— start SUPPLIED ENTRIES —

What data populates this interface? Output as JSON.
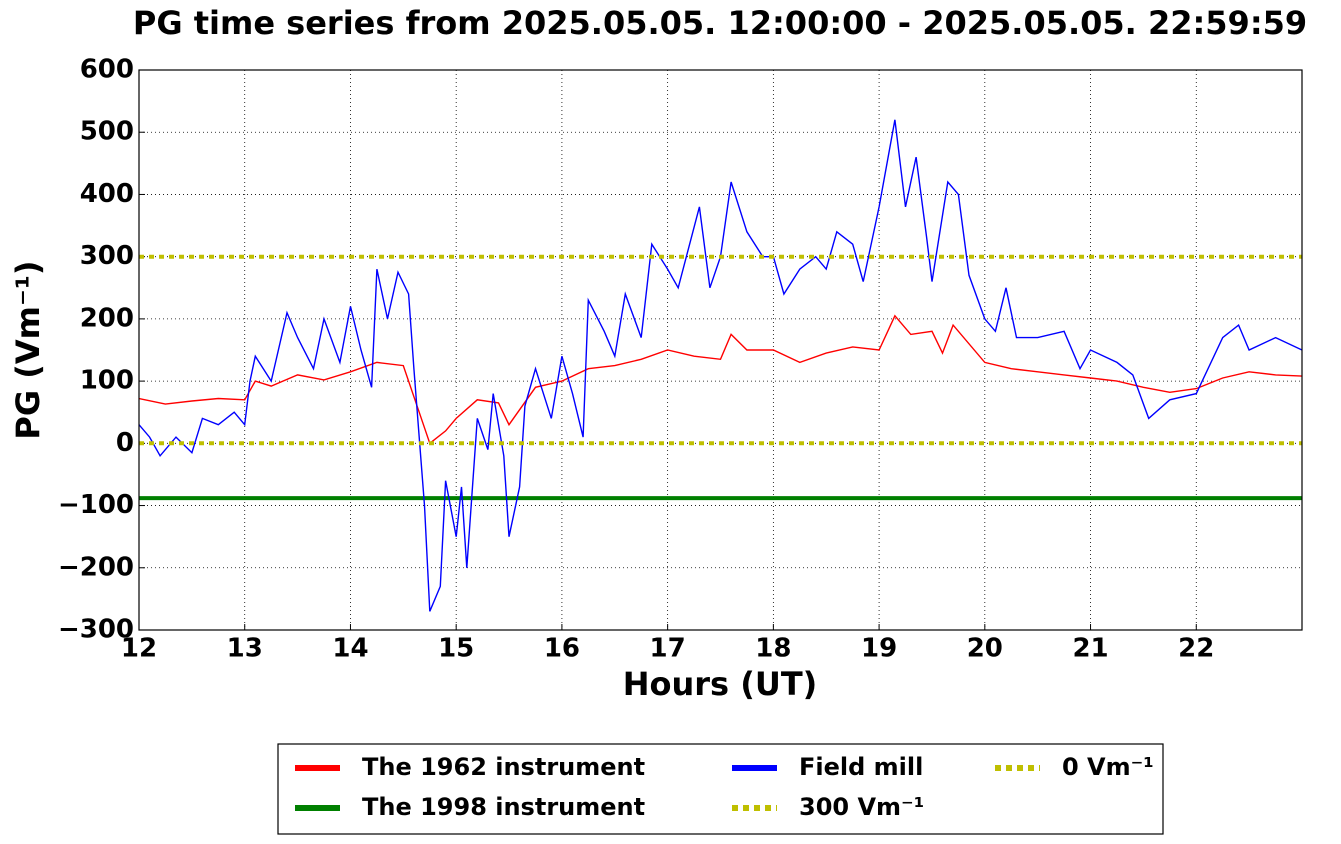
{
  "chart_data": {
    "type": "line",
    "title": "PG time series from 2025.05.05. 12:00:00 - 2025.05.05. 22:59:59",
    "x_label": "Hours (UT)",
    "y_label": "PG (Vm⁻¹)",
    "xlim": [
      12,
      23
    ],
    "xticks": [
      12,
      13,
      14,
      15,
      16,
      17,
      18,
      19,
      20,
      21,
      22
    ],
    "ylim": [
      -300,
      600
    ],
    "yticks": [
      {
        "value": -300,
        "label": "−300"
      },
      {
        "value": -200,
        "label": "−200"
      },
      {
        "value": -100,
        "label": "−100"
      },
      0,
      100,
      200,
      300,
      400,
      500,
      600
    ],
    "grid": true,
    "legend": "bottom",
    "series": [
      {
        "name": "The 1962 instrument",
        "color": "#ff0000",
        "linestyle": "solid",
        "x": [
          12.0,
          12.25,
          12.5,
          12.75,
          13.0,
          13.1,
          13.25,
          13.5,
          13.75,
          14.0,
          14.25,
          14.5,
          14.6,
          14.75,
          14.9,
          15.0,
          15.2,
          15.4,
          15.5,
          15.75,
          16.0,
          16.25,
          16.5,
          16.75,
          17.0,
          17.25,
          17.5,
          17.6,
          17.75,
          18.0,
          18.25,
          18.5,
          18.75,
          19.0,
          19.15,
          19.3,
          19.5,
          19.6,
          19.7,
          20.0,
          20.25,
          20.5,
          20.75,
          21.0,
          21.25,
          21.5,
          21.75,
          22.0,
          22.25,
          22.5,
          22.75,
          23.0
        ],
        "values": [
          72,
          63,
          68,
          72,
          70,
          100,
          92,
          110,
          102,
          115,
          130,
          125,
          75,
          0,
          20,
          40,
          70,
          65,
          30,
          90,
          100,
          120,
          125,
          135,
          150,
          140,
          135,
          175,
          150,
          150,
          130,
          145,
          155,
          150,
          205,
          175,
          180,
          145,
          190,
          130,
          120,
          115,
          110,
          105,
          100,
          90,
          82,
          88,
          105,
          115,
          110,
          108
        ]
      },
      {
        "name": "The 1998 instrument",
        "color": "#008000",
        "linestyle": "solid",
        "x": [
          12,
          23
        ],
        "values": [
          -88,
          -88
        ]
      },
      {
        "name": "Field mill",
        "color": "#0000ff",
        "linestyle": "solid",
        "x": [
          12.0,
          12.1,
          12.2,
          12.35,
          12.5,
          12.6,
          12.75,
          12.9,
          13.0,
          13.05,
          13.1,
          13.25,
          13.4,
          13.5,
          13.65,
          13.75,
          13.9,
          14.0,
          14.1,
          14.2,
          14.25,
          14.35,
          14.45,
          14.55,
          14.6,
          14.7,
          14.75,
          14.85,
          14.9,
          15.0,
          15.05,
          15.1,
          15.2,
          15.3,
          15.35,
          15.45,
          15.5,
          15.6,
          15.65,
          15.75,
          15.9,
          16.0,
          16.1,
          16.2,
          16.25,
          16.4,
          16.5,
          16.6,
          16.75,
          16.85,
          17.0,
          17.1,
          17.3,
          17.4,
          17.5,
          17.6,
          17.75,
          17.9,
          18.0,
          18.1,
          18.25,
          18.4,
          18.5,
          18.6,
          18.75,
          18.85,
          19.0,
          19.15,
          19.25,
          19.35,
          19.45,
          19.5,
          19.65,
          19.75,
          19.85,
          20.0,
          20.1,
          20.2,
          20.3,
          20.5,
          20.75,
          20.9,
          21.0,
          21.25,
          21.4,
          21.55,
          21.75,
          22.0,
          22.25,
          22.4,
          22.5,
          22.75,
          23.0
        ],
        "values": [
          30,
          10,
          -20,
          10,
          -15,
          40,
          30,
          50,
          30,
          100,
          140,
          100,
          210,
          170,
          120,
          200,
          130,
          220,
          150,
          90,
          280,
          200,
          275,
          240,
          120,
          -100,
          -270,
          -230,
          -60,
          -150,
          -70,
          -200,
          40,
          -10,
          80,
          -20,
          -150,
          -70,
          60,
          120,
          40,
          140,
          80,
          10,
          230,
          180,
          140,
          240,
          170,
          320,
          280,
          250,
          380,
          250,
          300,
          420,
          340,
          300,
          300,
          240,
          280,
          300,
          280,
          340,
          320,
          260,
          380,
          520,
          380,
          460,
          330,
          260,
          420,
          400,
          270,
          200,
          180,
          250,
          170,
          170,
          180,
          120,
          150,
          130,
          110,
          40,
          70,
          80,
          170,
          190,
          150,
          170,
          150
        ]
      },
      {
        "name": "300 Vm⁻¹",
        "color": "#bfbf00",
        "linestyle": "dotted",
        "x": [
          12,
          23
        ],
        "values": [
          300,
          300
        ]
      },
      {
        "name": "0 Vm⁻¹",
        "color": "#bfbf00",
        "linestyle": "dotted",
        "x": [
          12,
          23
        ],
        "values": [
          0,
          0
        ]
      }
    ]
  }
}
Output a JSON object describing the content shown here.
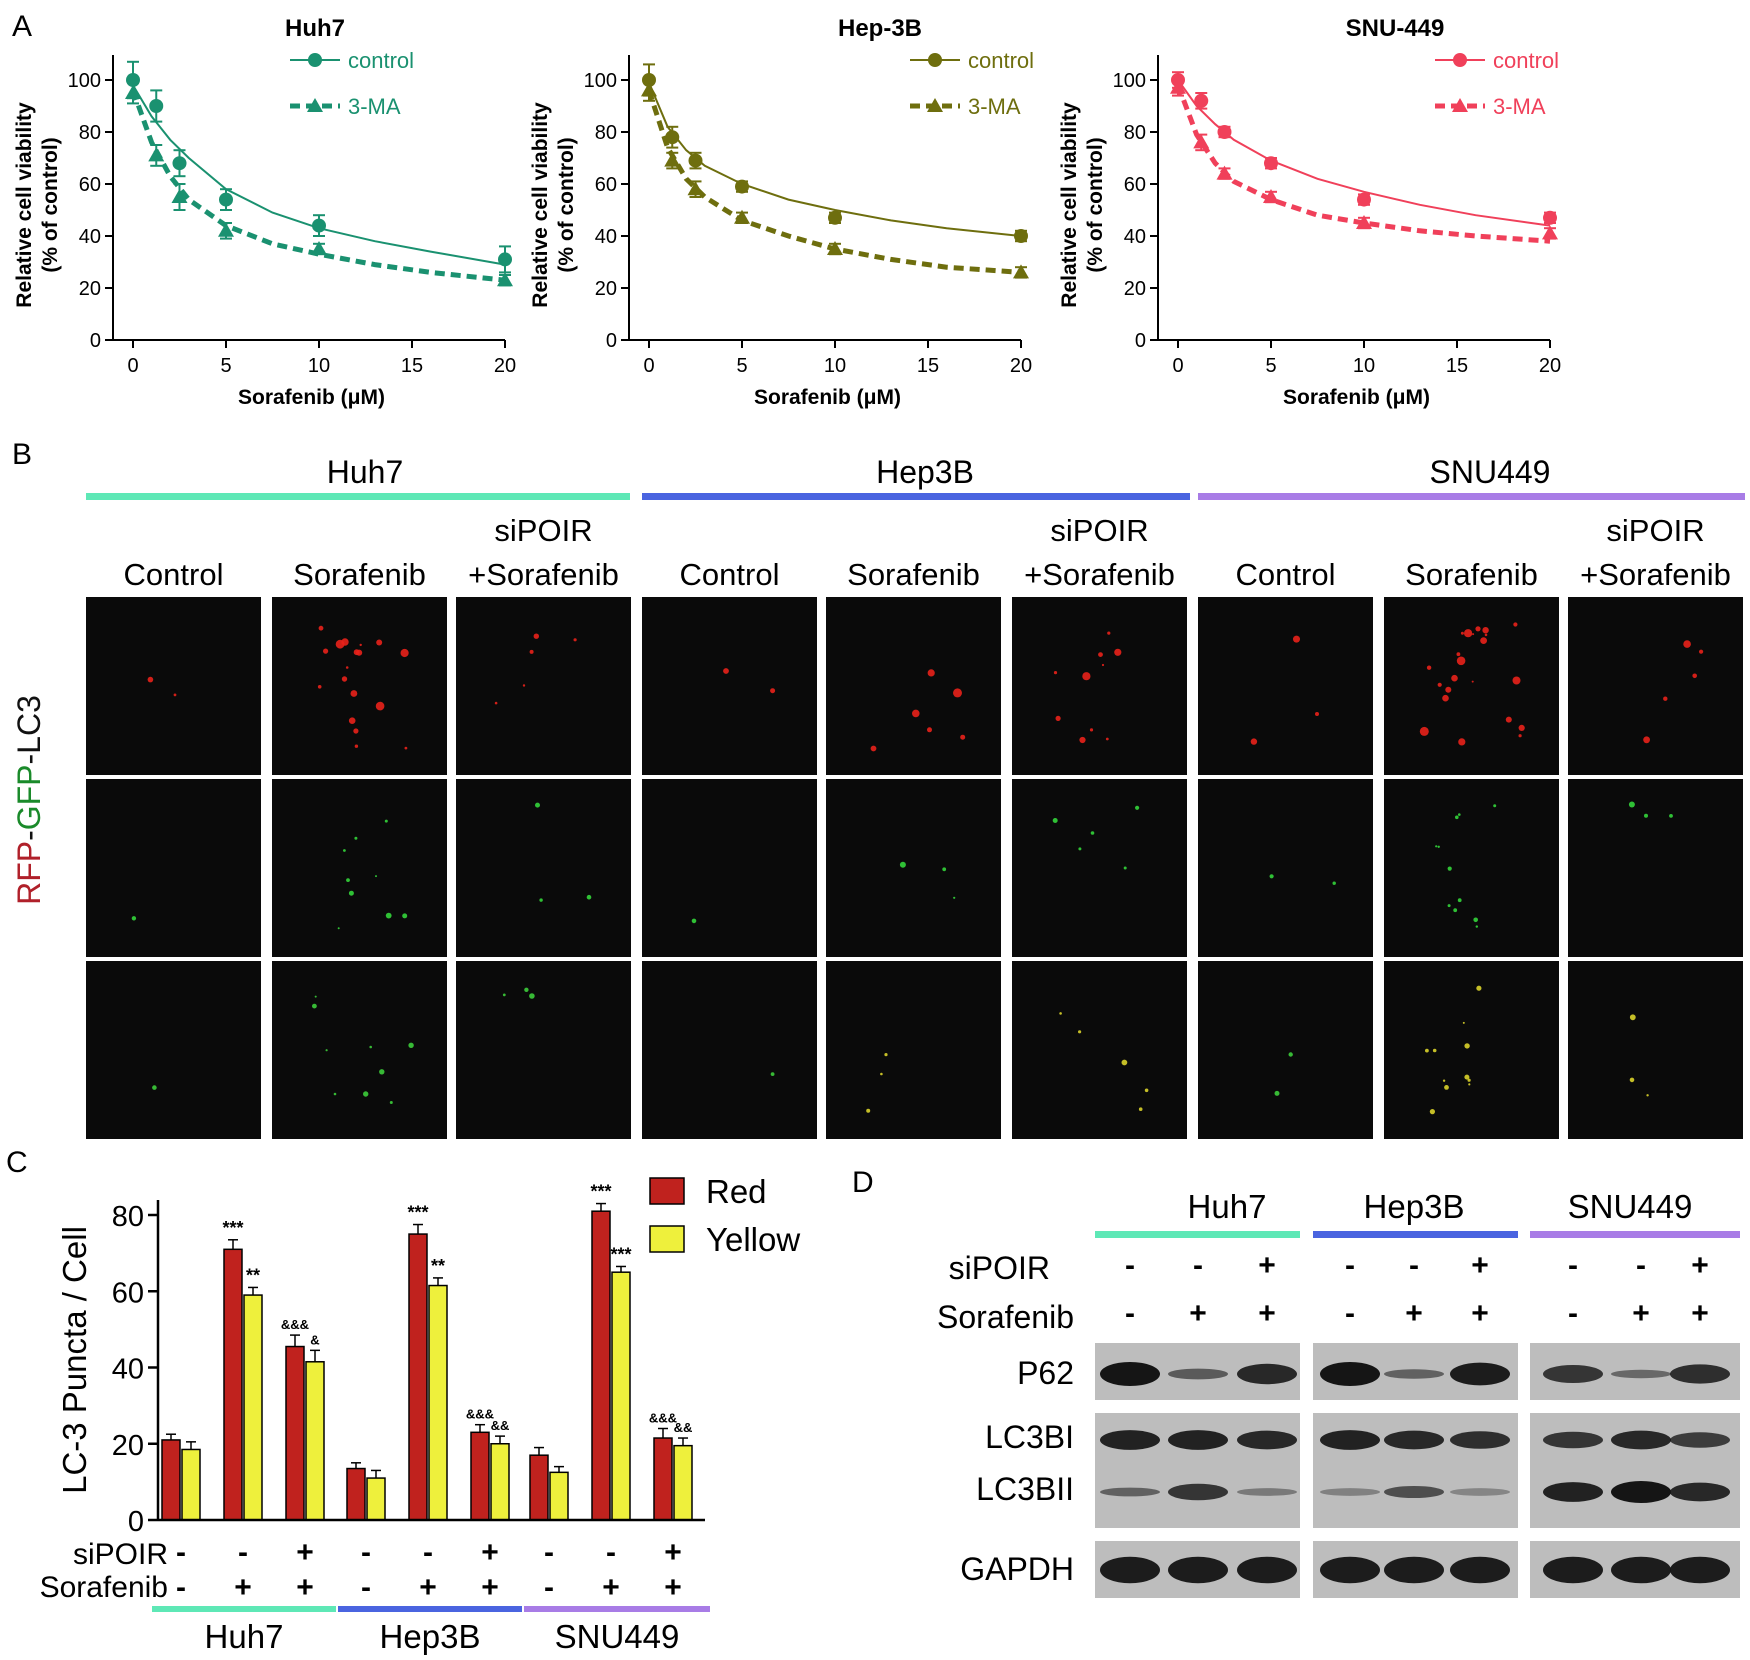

— end SUPPLIED ENTRIES —

WORK TO DO:
Every line above should be returned word for word, with the pictures left behind.

FULL OUTPUT:
What data populates this interface? Output as JSON.
{
  "chart_data": {
    "type": "line",
    "title": "PG time series from 2025.05.05. 12:00:00 - 2025.05.05. 22:59:59",
    "x_label": "Hours (UT)",
    "y_label": "PG (Vm⁻¹)",
    "xlim": [
      12,
      23
    ],
    "xticks": [
      12,
      13,
      14,
      15,
      16,
      17,
      18,
      19,
      20,
      21,
      22
    ],
    "ylim": [
      -300,
      600
    ],
    "yticks": [
      {
        "value": -300,
        "label": "−300"
      },
      {
        "value": -200,
        "label": "−200"
      },
      {
        "value": -100,
        "label": "−100"
      },
      0,
      100,
      200,
      300,
      400,
      500,
      600
    ],
    "grid": true,
    "legend": "bottom",
    "series": [
      {
        "name": "The 1962 instrument",
        "color": "#ff0000",
        "linestyle": "solid",
        "x": [
          12.0,
          12.25,
          12.5,
          12.75,
          13.0,
          13.1,
          13.25,
          13.5,
          13.75,
          14.0,
          14.25,
          14.5,
          14.6,
          14.75,
          14.9,
          15.0,
          15.2,
          15.4,
          15.5,
          15.75,
          16.0,
          16.25,
          16.5,
          16.75,
          17.0,
          17.25,
          17.5,
          17.6,
          17.75,
          18.0,
          18.25,
          18.5,
          18.75,
          19.0,
          19.15,
          19.3,
          19.5,
          19.6,
          19.7,
          20.0,
          20.25,
          20.5,
          20.75,
          21.0,
          21.25,
          21.5,
          21.75,
          22.0,
          22.25,
          22.5,
          22.75,
          23.0
        ],
        "values": [
          72,
          63,
          68,
          72,
          70,
          100,
          92,
          110,
          102,
          115,
          130,
          125,
          75,
          0,
          20,
          40,
          70,
          65,
          30,
          90,
          100,
          120,
          125,
          135,
          150,
          140,
          135,
          175,
          150,
          150,
          130,
          145,
          155,
          150,
          205,
          175,
          180,
          145,
          190,
          130,
          120,
          115,
          110,
          105,
          100,
          90,
          82,
          88,
          105,
          115,
          110,
          108
        ]
      },
      {
        "name": "The 1998 instrument",
        "color": "#008000",
        "linestyle": "solid",
        "x": [
          12,
          23
        ],
        "values": [
          -88,
          -88
        ]
      },
      {
        "name": "Field mill",
        "color": "#0000ff",
        "linestyle": "solid",
        "x": [
          12.0,
          12.1,
          12.2,
          12.35,
          12.5,
          12.6,
          12.75,
          12.9,
          13.0,
          13.05,
          13.1,
          13.25,
          13.4,
          13.5,
          13.65,
          13.75,
          13.9,
          14.0,
          14.1,
          14.2,
          14.25,
          14.35,
          14.45,
          14.55,
          14.6,
          14.7,
          14.75,
          14.85,
          14.9,
          15.0,
          15.05,
          15.1,
          15.2,
          15.3,
          15.35,
          15.45,
          15.5,
          15.6,
          15.65,
          15.75,
          15.9,
          16.0,
          16.1,
          16.2,
          16.25,
          16.4,
          16.5,
          16.6,
          16.75,
          16.85,
          17.0,
          17.1,
          17.3,
          17.4,
          17.5,
          17.6,
          17.75,
          17.9,
          18.0,
          18.1,
          18.25,
          18.4,
          18.5,
          18.6,
          18.75,
          18.85,
          19.0,
          19.15,
          19.25,
          19.35,
          19.45,
          19.5,
          19.65,
          19.75,
          19.85,
          20.0,
          20.1,
          20.2,
          20.3,
          20.5,
          20.75,
          20.9,
          21.0,
          21.25,
          21.4,
          21.55,
          21.75,
          22.0,
          22.25,
          22.4,
          22.5,
          22.75,
          23.0
        ],
        "values": [
          30,
          10,
          -20,
          10,
          -15,
          40,
          30,
          50,
          30,
          100,
          140,
          100,
          210,
          170,
          120,
          200,
          130,
          220,
          150,
          90,
          280,
          200,
          275,
          240,
          120,
          -100,
          -270,
          -230,
          -60,
          -150,
          -70,
          -200,
          40,
          -10,
          80,
          -20,
          -150,
          -70,
          60,
          120,
          40,
          140,
          80,
          10,
          230,
          180,
          140,
          240,
          170,
          320,
          280,
          250,
          380,
          250,
          300,
          420,
          340,
          300,
          300,
          240,
          280,
          300,
          280,
          340,
          320,
          260,
          380,
          520,
          380,
          460,
          330,
          260,
          420,
          400,
          270,
          200,
          180,
          250,
          170,
          170,
          180,
          120,
          150,
          130,
          110,
          40,
          70,
          80,
          170,
          190,
          150,
          170,
          150
        ]
      },
      {
        "name": "300 Vm⁻¹",
        "color": "#bfbf00",
        "linestyle": "dotted",
        "x": [
          12,
          23
        ],
        "values": [
          300,
          300
        ]
      },
      {
        "name": "0 Vm⁻¹",
        "color": "#bfbf00",
        "linestyle": "dotted",
        "x": [
          12,
          23
        ],
        "values": [
          0,
          0
        ]
      }
    ]
  }
}
Output a JSON object describing the content shown here.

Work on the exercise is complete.